Challenge A
In the forum thread on cluster storage redundancy, which file system is named as a rare exception because it has distributed metadata management?

Passage given
:::

View Single Post
  #6  
Old September 14th 03, 03:02 AM
Bill Todd
external usenet poster
 
Posts: n/a
Default


"Leon Woestenberg" wrote in message
...

"Nik Simpson" wrote in message
...
Leon Woestenberg wrote:


....

The SAN is written to and read from through a cluster of, say N, Linux
servers.
The cluster processes 200 datastreams coming in a steady 1 Mbit/second

each,
of which the results (also about 1 Mbit/second) are stored.

As a result of processing, some very low bitrate metadata about the

streams
is
entered into a database, which is stored on the SAN as well.


So far (25 MB/sec in, 25 MB/sec out plus a bit of metadata) that doesn't
sound beyond the capacity of a single not even very muscular commodity IA32
box to handle - unless the required processing is prodigious (or you need
TCP/IP offload help and don't have it).


We need redundancy throughout, i.e. no single point of failure. The

cluster
servers will have to fail-over their processing applications.


That would seem to be a possible sticking point for the kind of NAS solution
Doug proposed: the NAS box itself is a single point of failure, unless it
employs strict synchronous replication to a partner box (I think that, e.g.,
NetApp has this now) which could take over close to instantaneously on the
primary NAS box's failure. Even many 'SAN file systems' may have a single
point of failure in their central metadata server unless it's implemented
with fail-over capability (GFS is a rare exception, having distributed
metadata management).


Every data stream is received by two servers out of the cluster, where the
secondary acts as a hot spare, processing and storing the data stream if
the primary server fails to do so.


This should make possible 'N+1' redundancy, where you really only need about
one extra server (beyond what's required just to handle the overall load):
when a server fails, processing of its multiple streams is divided fairly
equally among the survivors.

Of course, given that the overall system shouldn't be all that expensive
anyway, the added complexity of such an optimization may not be warranted.
If you simply paired each server with an otherwise redundant partner, you
could not only avoid such a load-division strategy but potentially could
dispense with SAN and NAS entirely and just replicate the entire operation
(data receipt, data processing, data storage on server-attached disks). If
nothing fails, use either server's copy; if a server fails, just have its
partner continue doing what it was doing all along.


The hardest part (IMHO) will be to make sure, that in case of network
or server failure, the secondary will notice exactly where the primary
server
was in the data stream and take over from there.


It really shouldn't matter exactly where the primary was when it failed:
what matters is how much of the output stream it had written to disk, and
the secondary should just be able to interrogate that file (assuming it's
something like a file) to find out.

:::

Records supplied
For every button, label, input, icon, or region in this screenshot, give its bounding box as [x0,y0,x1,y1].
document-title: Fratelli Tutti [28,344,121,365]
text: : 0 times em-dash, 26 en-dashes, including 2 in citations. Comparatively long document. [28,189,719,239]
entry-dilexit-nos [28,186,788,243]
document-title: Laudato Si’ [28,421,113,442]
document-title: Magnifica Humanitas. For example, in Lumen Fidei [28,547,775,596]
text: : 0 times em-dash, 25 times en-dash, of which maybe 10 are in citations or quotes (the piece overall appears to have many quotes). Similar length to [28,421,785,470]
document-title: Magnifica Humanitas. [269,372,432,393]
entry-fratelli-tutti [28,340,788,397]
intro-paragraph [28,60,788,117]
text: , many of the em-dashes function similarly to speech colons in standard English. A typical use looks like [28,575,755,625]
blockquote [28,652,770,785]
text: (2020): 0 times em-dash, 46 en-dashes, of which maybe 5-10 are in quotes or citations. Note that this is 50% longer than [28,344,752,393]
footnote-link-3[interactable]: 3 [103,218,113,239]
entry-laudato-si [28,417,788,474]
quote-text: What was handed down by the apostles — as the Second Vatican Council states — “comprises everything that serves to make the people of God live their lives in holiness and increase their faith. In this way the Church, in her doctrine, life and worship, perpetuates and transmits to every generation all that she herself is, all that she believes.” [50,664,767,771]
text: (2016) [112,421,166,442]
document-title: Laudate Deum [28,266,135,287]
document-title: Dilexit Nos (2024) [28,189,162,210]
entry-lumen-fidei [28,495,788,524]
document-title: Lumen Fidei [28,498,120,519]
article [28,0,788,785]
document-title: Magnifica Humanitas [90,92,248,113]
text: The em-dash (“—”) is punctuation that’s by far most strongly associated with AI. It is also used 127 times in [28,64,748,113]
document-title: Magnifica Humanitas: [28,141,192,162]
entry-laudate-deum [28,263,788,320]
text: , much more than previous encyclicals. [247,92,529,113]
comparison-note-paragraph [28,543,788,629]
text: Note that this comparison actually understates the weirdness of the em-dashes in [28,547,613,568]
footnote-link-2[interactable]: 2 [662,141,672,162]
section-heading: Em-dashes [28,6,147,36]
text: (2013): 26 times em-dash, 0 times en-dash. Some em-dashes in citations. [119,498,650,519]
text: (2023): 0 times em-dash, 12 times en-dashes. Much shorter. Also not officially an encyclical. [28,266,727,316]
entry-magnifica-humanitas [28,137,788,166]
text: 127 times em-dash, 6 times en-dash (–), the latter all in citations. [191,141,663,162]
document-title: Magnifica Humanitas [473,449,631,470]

:::

Challenge B
Update the records from their first line through the line containing "text: : 0 times em-dash, 26", replacing "Fratelli Tutti" with "Lumen Fidei" and keeping everything else the same. Return only those lines.

Exercise solution A
GFS

Exercise solution B
For every button, label, input, icon, or region in this screenshot, give its bounding box as [x0,y0,x1,y1].
document-title: Lumen Fidei [28,344,121,365]
text: : 0 times em-dash, 26 en-dashes, including 2 in citations. Comparatively long document. [28,189,719,239]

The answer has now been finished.